(Required work): Copy the material below, substituting "tooltip-icon" for each occurrence of "info-icon" and keeping everything else the same.

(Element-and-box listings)

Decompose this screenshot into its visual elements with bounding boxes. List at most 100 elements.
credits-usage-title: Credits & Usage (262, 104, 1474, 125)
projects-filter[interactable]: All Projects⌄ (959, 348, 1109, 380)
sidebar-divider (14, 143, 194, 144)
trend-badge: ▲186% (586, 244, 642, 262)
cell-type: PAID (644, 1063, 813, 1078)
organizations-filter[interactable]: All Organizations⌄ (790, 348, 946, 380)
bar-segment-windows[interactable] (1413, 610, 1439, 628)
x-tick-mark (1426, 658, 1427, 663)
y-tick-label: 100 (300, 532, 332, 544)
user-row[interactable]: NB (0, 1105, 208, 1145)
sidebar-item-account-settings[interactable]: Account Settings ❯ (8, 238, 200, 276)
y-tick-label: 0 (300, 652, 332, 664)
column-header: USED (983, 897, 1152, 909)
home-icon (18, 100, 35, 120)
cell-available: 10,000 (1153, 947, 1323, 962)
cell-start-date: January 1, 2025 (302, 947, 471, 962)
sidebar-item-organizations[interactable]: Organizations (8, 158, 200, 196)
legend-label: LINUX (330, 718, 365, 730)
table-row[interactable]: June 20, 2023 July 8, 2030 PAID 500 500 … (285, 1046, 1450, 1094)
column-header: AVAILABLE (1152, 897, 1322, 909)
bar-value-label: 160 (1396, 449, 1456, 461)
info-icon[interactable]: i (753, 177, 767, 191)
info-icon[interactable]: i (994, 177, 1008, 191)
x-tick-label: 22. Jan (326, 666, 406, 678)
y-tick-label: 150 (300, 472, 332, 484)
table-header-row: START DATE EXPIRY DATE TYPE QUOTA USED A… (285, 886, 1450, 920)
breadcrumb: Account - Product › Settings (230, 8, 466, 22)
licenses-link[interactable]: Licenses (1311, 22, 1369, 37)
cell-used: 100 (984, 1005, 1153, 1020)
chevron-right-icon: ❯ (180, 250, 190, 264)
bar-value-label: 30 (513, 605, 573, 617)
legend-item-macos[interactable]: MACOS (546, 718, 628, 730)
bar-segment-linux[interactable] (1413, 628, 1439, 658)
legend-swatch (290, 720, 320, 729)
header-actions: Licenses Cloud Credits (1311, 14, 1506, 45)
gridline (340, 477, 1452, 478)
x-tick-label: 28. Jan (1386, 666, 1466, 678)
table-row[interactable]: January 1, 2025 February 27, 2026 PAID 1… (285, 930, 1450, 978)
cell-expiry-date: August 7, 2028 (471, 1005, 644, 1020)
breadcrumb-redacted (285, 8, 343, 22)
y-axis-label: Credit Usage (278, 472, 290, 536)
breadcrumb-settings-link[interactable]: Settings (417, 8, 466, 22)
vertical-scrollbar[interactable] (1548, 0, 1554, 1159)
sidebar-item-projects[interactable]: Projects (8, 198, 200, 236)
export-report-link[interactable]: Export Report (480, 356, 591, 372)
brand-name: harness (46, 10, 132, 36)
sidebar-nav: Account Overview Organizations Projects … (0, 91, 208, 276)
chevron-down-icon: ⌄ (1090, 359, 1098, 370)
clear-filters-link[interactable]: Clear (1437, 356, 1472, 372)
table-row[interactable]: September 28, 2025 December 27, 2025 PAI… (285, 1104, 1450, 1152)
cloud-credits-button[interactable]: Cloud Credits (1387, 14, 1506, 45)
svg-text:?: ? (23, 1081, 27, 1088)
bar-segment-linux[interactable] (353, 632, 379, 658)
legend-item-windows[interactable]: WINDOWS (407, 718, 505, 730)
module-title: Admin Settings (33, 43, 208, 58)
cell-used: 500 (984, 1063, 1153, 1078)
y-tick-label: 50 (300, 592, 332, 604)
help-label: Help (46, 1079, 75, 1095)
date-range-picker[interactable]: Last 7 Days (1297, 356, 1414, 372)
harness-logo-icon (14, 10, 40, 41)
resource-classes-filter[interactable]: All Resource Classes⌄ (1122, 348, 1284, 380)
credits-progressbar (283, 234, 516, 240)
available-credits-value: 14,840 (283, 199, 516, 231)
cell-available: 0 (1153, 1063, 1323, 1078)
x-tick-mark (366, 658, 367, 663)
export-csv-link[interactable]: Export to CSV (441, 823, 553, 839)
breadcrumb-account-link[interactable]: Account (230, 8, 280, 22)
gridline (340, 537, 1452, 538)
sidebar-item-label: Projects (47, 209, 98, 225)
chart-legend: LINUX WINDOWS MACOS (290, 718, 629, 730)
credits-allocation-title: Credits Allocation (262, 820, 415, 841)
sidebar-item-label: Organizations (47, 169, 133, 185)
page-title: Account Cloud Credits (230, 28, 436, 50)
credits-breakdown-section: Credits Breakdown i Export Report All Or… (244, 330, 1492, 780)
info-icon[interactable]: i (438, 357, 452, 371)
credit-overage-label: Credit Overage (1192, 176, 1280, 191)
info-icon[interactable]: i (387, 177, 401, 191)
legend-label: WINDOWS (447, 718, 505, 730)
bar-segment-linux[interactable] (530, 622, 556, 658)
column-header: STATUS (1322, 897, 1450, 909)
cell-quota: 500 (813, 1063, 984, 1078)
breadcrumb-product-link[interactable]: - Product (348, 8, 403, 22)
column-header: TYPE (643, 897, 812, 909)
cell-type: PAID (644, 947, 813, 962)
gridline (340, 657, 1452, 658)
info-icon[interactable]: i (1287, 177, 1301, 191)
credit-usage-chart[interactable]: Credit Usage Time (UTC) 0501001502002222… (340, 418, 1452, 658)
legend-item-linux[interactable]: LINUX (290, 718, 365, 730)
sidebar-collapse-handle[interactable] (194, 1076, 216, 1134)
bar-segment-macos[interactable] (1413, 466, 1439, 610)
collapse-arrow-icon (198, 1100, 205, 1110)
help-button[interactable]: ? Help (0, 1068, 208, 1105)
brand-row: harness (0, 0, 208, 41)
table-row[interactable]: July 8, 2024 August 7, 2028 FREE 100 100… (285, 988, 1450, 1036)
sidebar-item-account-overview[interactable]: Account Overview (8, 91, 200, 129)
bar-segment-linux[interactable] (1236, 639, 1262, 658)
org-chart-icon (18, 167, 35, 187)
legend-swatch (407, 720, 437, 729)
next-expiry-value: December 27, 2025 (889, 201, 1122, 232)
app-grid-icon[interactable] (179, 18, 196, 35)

(Response):
Decompose this screenshot into its visual elements with bounding boxes. List at most 100 elements.
credits-usage-title: Credits & Usage (262, 104, 1474, 125)
projects-filter[interactable]: All Projects⌄ (959, 348, 1109, 380)
sidebar-divider (14, 143, 194, 144)
trend-badge: ▲186% (586, 244, 642, 262)
cell-type: PAID (644, 1063, 813, 1078)
organizations-filter[interactable]: All Organizations⌄ (790, 348, 946, 380)
bar-segment-windows[interactable] (1413, 610, 1439, 628)
x-tick-mark (1426, 658, 1427, 663)
y-tick-label: 100 (300, 532, 332, 544)
user-row[interactable]: NB (0, 1105, 208, 1145)
sidebar-item-account-settings[interactable]: Account Settings ❯ (8, 238, 200, 276)
y-tick-label: 0 (300, 652, 332, 664)
column-header: USED (983, 897, 1152, 909)
home-icon (18, 100, 35, 120)
cell-available: 10,000 (1153, 947, 1323, 962)
cell-start-date: January 1, 2025 (302, 947, 471, 962)
sidebar-item-organizations[interactable]: Organizations (8, 158, 200, 196)
legend-label: LINUX (330, 718, 365, 730)
table-row[interactable]: June 20, 2023 July 8, 2030 PAID 500 500 … (285, 1046, 1450, 1094)
column-header: AVAILABLE (1152, 897, 1322, 909)
bar-value-label: 160 (1396, 449, 1456, 461)
tooltip-icon[interactable]: i (753, 177, 767, 191)
tooltip-icon[interactable]: i (994, 177, 1008, 191)
x-tick-label: 22. Jan (326, 666, 406, 678)
y-tick-label: 150 (300, 472, 332, 484)
table-header-row: START DATE EXPIRY DATE TYPE QUOTA USED A… (285, 886, 1450, 920)
breadcrumb: Account - Product › Settings (230, 8, 466, 22)
licenses-link[interactable]: Licenses (1311, 22, 1369, 37)
cell-used: 100 (984, 1005, 1153, 1020)
chevron-right-icon: ❯ (180, 250, 190, 264)
bar-value-label: 30 (513, 605, 573, 617)
legend-item-macos[interactable]: MACOS (546, 718, 628, 730)
bar-segment-linux[interactable] (1413, 628, 1439, 658)
legend-swatch (290, 720, 320, 729)
header-actions: Licenses Cloud Credits (1311, 14, 1506, 45)
gridline (340, 477, 1452, 478)
x-tick-label: 28. Jan (1386, 666, 1466, 678)
table-row[interactable]: January 1, 2025 February 27, 2026 PAID 1… (285, 930, 1450, 978)
cell-expiry-date: August 7, 2028 (471, 1005, 644, 1020)
breadcrumb-redacted (285, 8, 343, 22)
y-axis-label: Credit Usage (278, 472, 290, 536)
breadcrumb-settings-link[interactable]: Settings (417, 8, 466, 22)
vertical-scrollbar[interactable] (1548, 0, 1554, 1159)
sidebar-item-projects[interactable]: Projects (8, 198, 200, 236)
export-report-link[interactable]: Export Report (480, 356, 591, 372)
brand-name: harness (46, 10, 132, 36)
sidebar-nav: Account Overview Organizations Projects … (0, 91, 208, 276)
chevron-down-icon: ⌄ (1090, 359, 1098, 370)
clear-filters-link[interactable]: Clear (1437, 356, 1472, 372)
table-row[interactable]: September 28, 2025 December 27, 2025 PAI… (285, 1104, 1450, 1152)
cloud-credits-button[interactable]: Cloud Credits (1387, 14, 1506, 45)
svg-text:?: ? (23, 1081, 27, 1088)
bar-segment-linux[interactable] (353, 632, 379, 658)
legend-item-windows[interactable]: WINDOWS (407, 718, 505, 730)
module-title: Admin Settings (33, 43, 208, 58)
cell-used: 500 (984, 1063, 1153, 1078)
y-tick-label: 50 (300, 592, 332, 604)
help-label: Help (46, 1079, 75, 1095)
date-range-picker[interactable]: Last 7 Days (1297, 356, 1414, 372)
harness-logo-icon (14, 10, 40, 41)
resource-classes-filter[interactable]: All Resource Classes⌄ (1122, 348, 1284, 380)
credits-progressbar (283, 234, 516, 240)
available-credits-value: 14,840 (283, 199, 516, 231)
cell-available: 0 (1153, 1063, 1323, 1078)
x-tick-mark (366, 658, 367, 663)
export-csv-link[interactable]: Export to CSV (441, 823, 553, 839)
breadcrumb-account-link[interactable]: Account (230, 8, 280, 22)
gridline (340, 537, 1452, 538)
sidebar-item-label: Projects (47, 209, 98, 225)
chart-legend: LINUX WINDOWS MACOS (290, 718, 629, 730)
credits-allocation-title: Credits Allocation (262, 820, 415, 841)
sidebar-item-label: Organizations (47, 169, 133, 185)
page-title: Account Cloud Credits (230, 28, 436, 50)
credits-breakdown-section: Credits Breakdown i Export Report All Or… (244, 330, 1492, 780)
tooltip-icon[interactable]: i (438, 357, 452, 371)
credit-overage-label: Credit Overage (1192, 176, 1280, 191)
tooltip-icon[interactable]: i (387, 177, 401, 191)
legend-label: WINDOWS (447, 718, 505, 730)
bar-segment-linux[interactable] (530, 622, 556, 658)
column-header: STATUS (1322, 897, 1450, 909)
cell-quota: 500 (813, 1063, 984, 1078)
breadcrumb-product-link[interactable]: - Product (348, 8, 403, 22)
column-header: TYPE (643, 897, 812, 909)
cell-type: PAID (644, 947, 813, 962)
gridline (340, 657, 1452, 658)
tooltip-icon[interactable]: i (1287, 177, 1301, 191)
credit-usage-chart[interactable]: Credit Usage Time (UTC) 0501001502002222… (340, 418, 1452, 658)
legend-item-linux[interactable]: LINUX (290, 718, 365, 730)
sidebar-collapse-handle[interactable] (194, 1076, 216, 1134)
bar-segment-macos[interactable] (1413, 466, 1439, 610)
collapse-arrow-icon (198, 1100, 205, 1110)
help-button[interactable]: ? Help (0, 1068, 208, 1105)
brand-row: harness (0, 0, 208, 41)
table-row[interactable]: July 8, 2024 August 7, 2028 FREE 100 100… (285, 988, 1450, 1036)
sidebar-item-account-overview[interactable]: Account Overview (8, 91, 200, 129)
bar-segment-linux[interactable] (1236, 639, 1262, 658)
org-chart-icon (18, 167, 35, 187)
legend-swatch (407, 720, 437, 729)
next-expiry-value: December 27, 2025 (889, 201, 1122, 232)
app-grid-icon[interactable] (179, 18, 196, 35)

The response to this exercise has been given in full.